Transcribe the lines of the records starting with the one that has "Extract all readable text from this page." in it and ending with the last, and transcribe nothing else.

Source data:
┄┄┄┄┄┄┄┄┄┄┄┄┄┄┄┄┄┄┄┄
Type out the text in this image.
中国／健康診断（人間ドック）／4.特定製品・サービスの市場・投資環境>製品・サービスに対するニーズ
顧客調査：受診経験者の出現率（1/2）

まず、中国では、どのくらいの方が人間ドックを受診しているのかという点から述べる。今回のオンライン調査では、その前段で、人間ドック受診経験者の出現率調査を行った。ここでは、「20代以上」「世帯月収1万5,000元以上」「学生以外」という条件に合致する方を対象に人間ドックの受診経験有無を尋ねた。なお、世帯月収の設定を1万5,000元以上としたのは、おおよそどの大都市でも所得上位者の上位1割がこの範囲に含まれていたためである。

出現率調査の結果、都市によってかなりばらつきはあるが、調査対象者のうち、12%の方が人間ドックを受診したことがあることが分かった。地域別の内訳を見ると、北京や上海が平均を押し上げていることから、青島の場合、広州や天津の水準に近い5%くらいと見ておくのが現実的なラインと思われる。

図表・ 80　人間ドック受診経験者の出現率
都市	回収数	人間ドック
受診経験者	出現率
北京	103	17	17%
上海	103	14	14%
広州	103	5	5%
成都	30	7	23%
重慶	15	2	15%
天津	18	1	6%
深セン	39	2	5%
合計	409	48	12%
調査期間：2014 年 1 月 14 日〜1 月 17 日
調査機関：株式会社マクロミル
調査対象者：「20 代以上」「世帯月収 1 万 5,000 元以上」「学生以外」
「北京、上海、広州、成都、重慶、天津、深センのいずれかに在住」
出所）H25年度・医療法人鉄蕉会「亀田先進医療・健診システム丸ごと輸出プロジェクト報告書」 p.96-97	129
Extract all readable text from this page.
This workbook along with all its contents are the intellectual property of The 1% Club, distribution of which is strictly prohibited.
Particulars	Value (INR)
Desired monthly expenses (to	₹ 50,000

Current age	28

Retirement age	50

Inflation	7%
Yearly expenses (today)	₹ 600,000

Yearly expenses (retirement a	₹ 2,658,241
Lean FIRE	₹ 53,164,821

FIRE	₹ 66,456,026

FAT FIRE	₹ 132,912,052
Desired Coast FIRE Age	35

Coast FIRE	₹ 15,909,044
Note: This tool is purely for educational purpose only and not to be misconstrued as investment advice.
┄┄┄┄┄┄┄┄┄┄┄┄┄┄┄┄┄┄┄┄
Written answer:
Extract all readable text from this page.
This workbook along with all its contents are the intellectual property of The 1% Club, distribution of which is strictly prohibited.
Particulars	Value (INR)
Desired monthly expenses (to	₹ 50,000

Current age	28

Retirement age	50

Inflation	7%
Yearly expenses (today)	₹ 600,000

Yearly expenses (retirement a	₹ 2,658,241
Lean FIRE	₹ 53,164,821

FIRE	₹ 66,456,026

FAT FIRE	₹ 132,912,052
Desired Coast FIRE Age	35

Coast FIRE	₹ 15,909,044
Note: This tool is purely for educational purpose only and not to be misconstrued as investment advice.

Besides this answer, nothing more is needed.